## [Supplied material]

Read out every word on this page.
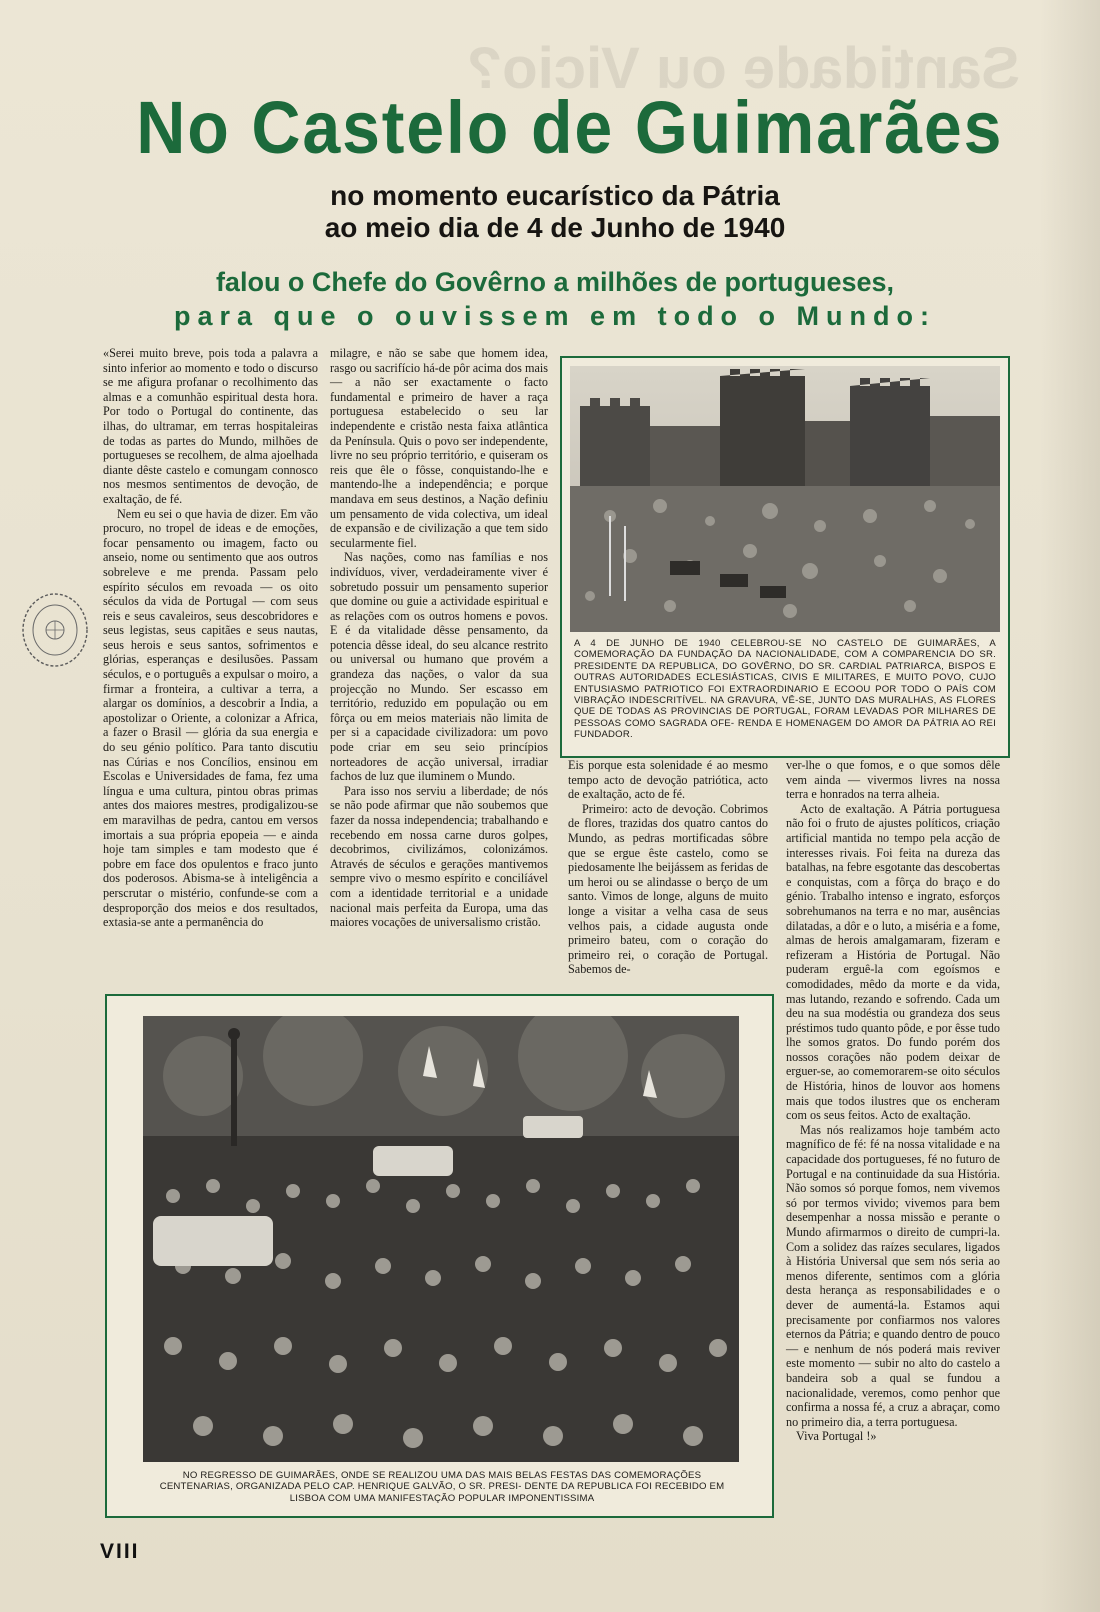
Santidade ou Vicio?
No Castelo de Guimarães
no momento eucarístico da Pátria
ao meio dia de 4 de Junho de 1940
falou o Chefe do Govêrno a milhões de portugueses,
para que o ouvissem em todo o Mundo:

«Serei muito breve, pois toda a palavra a sinto inferior ao momento e todo o discurso se me afigura profanar o recolhimento das almas e a comunhão espiritual desta hora. Por todo o Portugal do continente, das ilhas, do ultramar, em terras hospitaleiras de todas as partes do Mundo, milhões de portugueses se recolhem, de alma ajoelhada diante dêste castelo e comungam connosco nos mesmos sentimentos de devoção, de exaltação, de fé.

Nem eu sei o que havia de dizer. Em vão procuro, no tropel de ideas e de emoções, focar pensamento ou imagem, facto ou anseio, nome ou sentimento que aos outros sobreleve e me prenda. Passam pelo espírito séculos em revoada — os oito séculos da vida de Portugal — com seus reis e seus cavaleiros, seus descobridores e seus legistas, seus capitães e seus nautas, seus herois e seus santos, sofrimentos e glórias, esperanças e desilusões. Passam séculos, e o português a expulsar o moiro, a firmar a fronteira, a cultivar a terra, a alargar os domínios, a descobrir a India, a apostolizar o Oriente, a colonizar a Africa, a fazer o Brasil — glória da sua energia e do seu génio político. Para tanto discutiu nas Cúrias e nos Concílios, ensinou em Escolas e Universidades de fama, fez uma língua e uma cultura, pintou obras primas antes dos maiores mestres, prodigalizou-se em maravilhas de pedra, cantou em versos imortais a sua própria epopeia — e ainda hoje tam simples e tam modesto que é pobre em face dos opulentos e fraco junto dos poderosos. Abisma-se à inteligência a perscrutar o mistério, confunde-se com a desproporção dos meios e dos resultados, extasia-se ante a permanência do

milagre, e não se sabe que homem idea, rasgo ou sacrifício há-de pôr acima dos mais — a não ser exactamente o facto fundamental e primeiro de haver a raça portuguesa estabelecido o seu lar independente e cristão nesta faixa atlântica da Península. Quis o povo ser independente, livre no seu próprio território, e quiseram os reis que êle o fôsse, conquistando-lhe e mantendo-lhe a independência; e porque mandava em seus destinos, a Nação definiu um pensamento de vida colectiva, um ideal de expansão e de civilização a que tem sido secularmente fiel.

Nas nações, como nas famílias e nos indivíduos, viver, verdadeiramente viver é sobretudo possuir um pensamento superior que domine ou guie a actividade espiritual e as relações com os outros homens e povos. E é da vitalidade dêsse pensamento, da potencia dêsse ideal, do seu alcance restrito ou universal ou humano que provém a grandeza das nações, o valor da sua projecção no Mundo. Ser escasso em território, reduzido em população ou em fôrça ou em meios materiais não limita de per si a capacidade civilizadora: um povo pode criar em seu seio princípios norteadores de acção universal, irradiar fachos de luz que iluminem o Mundo.

Para isso nos serviu a liberdade; de nós se não pode afirmar que não soubemos que fazer da nossa independencia; trabalhando e recebendo em nossa carne duros golpes, decobrimos, civilizámos, colonizámos. Através de séculos e gerações mantivemos sempre vivo o mesmo espírito e concilíável com a identidade territorial e a unidade nacional mais perfeita da Europa, uma das maiores vocações de universalismo cristão.

A 4 DE JUNHO DE 1940 CELEBROU-SE NO CASTELO DE GUIMARÃES, A COMEMORAÇÃO DA FUNDAÇÃO DA NACIONALIDADE, COM A COMPARENCIA DO SR. PRESIDENTE DA REPUBLICA, DO GOVÊRNO, DO SR. CARDIAL PATRIARCA, BISPOS E OUTRAS AUTORIDADES ECLESIÁSTICAS, CIVIS E MILITARES, E MUITO POVO, CUJO ENTUSIASMO PATRIOTICO FOI EXTRAORDINARIO E ECOOU POR TODO O PAÍS COM VIBRAÇÃO INDESCRITÍVEL. NA GRAVURA, VÊ-SE, JUNTO DAS MURALHAS, AS FLORES QUE DE TODAS AS PROVINCIAS DE PORTUGAL, FORAM LEVADAS POR MILHARES DE PESSOAS COMO SAGRADA OFE- RENDA E HOMENAGEM DO AMOR DA PÁTRIA AO REI FUNDADOR.

Eis porque esta solenidade é ao mesmo tempo acto de devoção patriótica, acto de exaltação, acto de fé.

Primeiro: acto de devoção. Cobrimos de flores, trazidas dos quatro cantos do Mundo, as pedras mortificadas sôbre que se ergue êste castelo, como se piedosamente lhe beijássem as feridas de um heroi ou se alindasse o berço de um santo. Vimos de longe, alguns de muito longe a visitar a velha casa de seus velhos pais, a cidade augusta onde primeiro bateu, com o coração do primeiro rei, o coração de Portugal. Sabemos de-

ver-lhe o que fomos, e o que somos dêle vem ainda — vivermos livres na nossa terra e honrados na terra alheia.

Acto de exaltação. A Pátria portuguesa não foi o fruto de ajustes políticos, criação artificial mantida no tempo pela acção de interesses rivais. Foi feita na dureza das batalhas, na febre esgotante das descobertas e conquistas, com a fôrça do braço e do génio. Trabalho intenso e ingrato, esforços sobrehumanos na terra e no mar, ausências dilatadas, a dôr e o luto, a miséria e a fome, almas de herois amalgamaram, fizeram e refizeram a História de Portugal. Não puderam erguê-la com egoísmos e comodidades, mêdo da morte e da vida, mas lutando, rezando e sofrendo. Cada um deu na sua modéstia ou grandeza dos seus préstimos tudo quanto pôde, e por êsse tudo lhe somos gratos. Do fundo porém dos nossos corações não podem deixar de erguer-se, ao comemorarem-se oito séculos de História, hinos de louvor aos homens mais que todos ilustres que os encheram com os seus feitos. Acto de exaltação.

Mas nós realizamos hoje também acto magnífico de fé: fé na nossa vitalidade e na capacidade dos portugueses, fé no futuro de Portugal e na continuidade da sua História. Não somos só porque fomos, nem vivemos só por termos vivido; vivemos para bem desempenhar a nossa missão e perante o Mundo afirmarmos o direito de cumpri-la. Com a solidez das raízes seculares, ligados à História Universal que sem nós seria ao menos diferente, sentimos com a glória desta herança as responsabilidades e o dever de aumentá-la. Estamos aqui precisamente por confiarmos nos valores eternos da Pátria; e quando dentro de pouco — e nenhum de nós poderá mais reviver este momento — subir no alto do castelo a bandeira sob a qual se fundou a nacionalidade, veremos, como penhor que confirma a nossa fé, a cruz a abraçar, como no primeiro dia, a terra portuguesa.

Viva Portugal !»

NO REGRESSO DE GUIMARÃES, ONDE SE REALIZOU UMA DAS MAIS BELAS FESTAS DAS COMEMORAÇÕES CENTENARIAS, ORGANIZADA PELO CAP. HENRIQUE GALVÃO, O SR. PRESI- DENTE DA REPUBLICA FOI RECEBIDO EM LISBOA COM UMA MANIFESTAÇÃO POPULAR IMPONENTISSIMA
VIII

## [Task description]
Quote each line of the listing exactly, but leave the pictures out.

## [Expected output]
Read out every word on this page.
Santidade ou Vicio?
No Castelo de Guimarães
no momento eucarístico da Pátria
ao meio dia de 4 de Junho de 1940
falou o Chefe do Govêrno a milhões de portugueses,
para que o ouvissem em todo o Mundo:

«Serei muito breve, pois toda a palavra a sinto inferior ao momento e todo o discurso se me afigura profanar o recolhimento das almas e a comunhão espiritual desta hora. Por todo o Portugal do continente, das ilhas, do ultramar, em terras hospitaleiras de todas as partes do Mundo, milhões de portugueses se recolhem, de alma ajoelhada diante dêste castelo e comungam connosco nos mesmos sentimentos de devoção, de exaltação, de fé.

Nem eu sei o que havia de dizer. Em vão procuro, no tropel de ideas e de emoções, focar pensamento ou imagem, facto ou anseio, nome ou sentimento que aos outros sobreleve e me prenda. Passam pelo espírito séculos em revoada — os oito séculos da vida de Portugal — com seus reis e seus cavaleiros, seus descobridores e seus legistas, seus capitães e seus nautas, seus herois e seus santos, sofrimentos e glórias, esperanças e desilusões. Passam séculos, e o português a expulsar o moiro, a firmar a fronteira, a cultivar a terra, a alargar os domínios, a descobrir a India, a apostolizar o Oriente, a colonizar a Africa, a fazer o Brasil — glória da sua energia e do seu génio político. Para tanto discutiu nas Cúrias e nos Concílios, ensinou em Escolas e Universidades de fama, fez uma língua e uma cultura, pintou obras primas antes dos maiores mestres, prodigalizou-se em maravilhas de pedra, cantou em versos imortais a sua própria epopeia — e ainda hoje tam simples e tam modesto que é pobre em face dos opulentos e fraco junto dos poderosos. Abisma-se à inteligência a perscrutar o mistério, confunde-se com a desproporção dos meios e dos resultados, extasia-se ante a permanência do

milagre, e não se sabe que homem idea, rasgo ou sacrifício há-de pôr acima dos mais — a não ser exactamente o facto fundamental e primeiro de haver a raça portuguesa estabelecido o seu lar independente e cristão nesta faixa atlântica da Península. Quis o povo ser independente, livre no seu próprio território, e quiseram os reis que êle o fôsse, conquistando-lhe e mantendo-lhe a independência; e porque mandava em seus destinos, a Nação definiu um pensamento de vida colectiva, um ideal de expansão e de civilização a que tem sido secularmente fiel.

Nas nações, como nas famílias e nos indivíduos, viver, verdadeiramente viver é sobretudo possuir um pensamento superior que domine ou guie a actividade espiritual e as relações com os outros homens e povos. E é da vitalidade dêsse pensamento, da potencia dêsse ideal, do seu alcance restrito ou universal ou humano que provém a grandeza das nações, o valor da sua projecção no Mundo. Ser escasso em território, reduzido em população ou em fôrça ou em meios materiais não limita de per si a capacidade civilizadora: um povo pode criar em seu seio princípios norteadores de acção universal, irradiar fachos de luz que iluminem o Mundo.

Para isso nos serviu a liberdade; de nós se não pode afirmar que não soubemos que fazer da nossa independencia; trabalhando e recebendo em nossa carne duros golpes, decobrimos, civilizámos, colonizámos. Através de séculos e gerações mantivemos sempre vivo o mesmo espírito e concilíável com a identidade territorial e a unidade nacional mais perfeita da Europa, uma das maiores vocações de universalismo cristão.

A 4 DE JUNHO DE 1940 CELEBROU-SE NO CASTELO DE GUIMARÃES, A COMEMORAÇÃO DA FUNDAÇÃO DA NACIONALIDADE, COM A COMPARENCIA DO SR. PRESIDENTE DA REPUBLICA, DO GOVÊRNO, DO SR. CARDIAL PATRIARCA, BISPOS E OUTRAS AUTORIDADES ECLESIÁSTICAS, CIVIS E MILITARES, E MUITO POVO, CUJO ENTUSIASMO PATRIOTICO FOI EXTRAORDINARIO E ECOOU POR TODO O PAÍS COM VIBRAÇÃO INDESCRITÍVEL. NA GRAVURA, VÊ-SE, JUNTO DAS MURALHAS, AS FLORES QUE DE TODAS AS PROVINCIAS DE PORTUGAL, FORAM LEVADAS POR MILHARES DE PESSOAS COMO SAGRADA OFE- RENDA E HOMENAGEM DO AMOR DA PÁTRIA AO REI FUNDADOR.

Eis porque esta solenidade é ao mesmo tempo acto de devoção patriótica, acto de exaltação, acto de fé.

Primeiro: acto de devoção. Cobrimos de flores, trazidas dos quatro cantos do Mundo, as pedras mortificadas sôbre que se ergue êste castelo, como se piedosamente lhe beijássem as feridas de um heroi ou se alindasse o berço de um santo. Vimos de longe, alguns de muito longe a visitar a velha casa de seus velhos pais, a cidade augusta onde primeiro bateu, com o coração do primeiro rei, o coração de Portugal. Sabemos de-

ver-lhe o que fomos, e o que somos dêle vem ainda — vivermos livres na nossa terra e honrados na terra alheia.

Acto de exaltação. A Pátria portuguesa não foi o fruto de ajustes políticos, criação artificial mantida no tempo pela acção de interesses rivais. Foi feita na dureza das batalhas, na febre esgotante das descobertas e conquistas, com a fôrça do braço e do génio. Trabalho intenso e ingrato, esforços sobrehumanos na terra e no mar, ausências dilatadas, a dôr e o luto, a miséria e a fome, almas de herois amalgamaram, fizeram e refizeram a História de Portugal. Não puderam erguê-la com egoísmos e comodidades, mêdo da morte e da vida, mas lutando, rezando e sofrendo. Cada um deu na sua modéstia ou grandeza dos seus préstimos tudo quanto pôde, e por êsse tudo lhe somos gratos. Do fundo porém dos nossos corações não podem deixar de erguer-se, ao comemorarem-se oito séculos de História, hinos de louvor aos homens mais que todos ilustres que os encheram com os seus feitos. Acto de exaltação.

Mas nós realizamos hoje também acto magnífico de fé: fé na nossa vitalidade e na capacidade dos portugueses, fé no futuro de Portugal e na continuidade da sua História. Não somos só porque fomos, nem vivemos só por termos vivido; vivemos para bem desempenhar a nossa missão e perante o Mundo afirmarmos o direito de cumpri-la. Com a solidez das raízes seculares, ligados à História Universal que sem nós seria ao menos diferente, sentimos com a glória desta herança as responsabilidades e o dever de aumentá-la. Estamos aqui precisamente por confiarmos nos valores eternos da Pátria; e quando dentro de pouco — e nenhum de nós poderá mais reviver este momento — subir no alto do castelo a bandeira sob a qual se fundou a nacionalidade, veremos, como penhor que confirma a nossa fé, a cruz a abraçar, como no primeiro dia, a terra portuguesa.

Viva Portugal !»

NO REGRESSO DE GUIMARÃES, ONDE SE REALIZOU UMA DAS MAIS BELAS FESTAS DAS COMEMORAÇÕES CENTENARIAS, ORGANIZADA PELO CAP. HENRIQUE GALVÃO, O SR. PRESI- DENTE DA REPUBLICA FOI RECEBIDO EM LISBOA COM UMA MANIFESTAÇÃO POPULAR IMPONENTISSIMA
VIII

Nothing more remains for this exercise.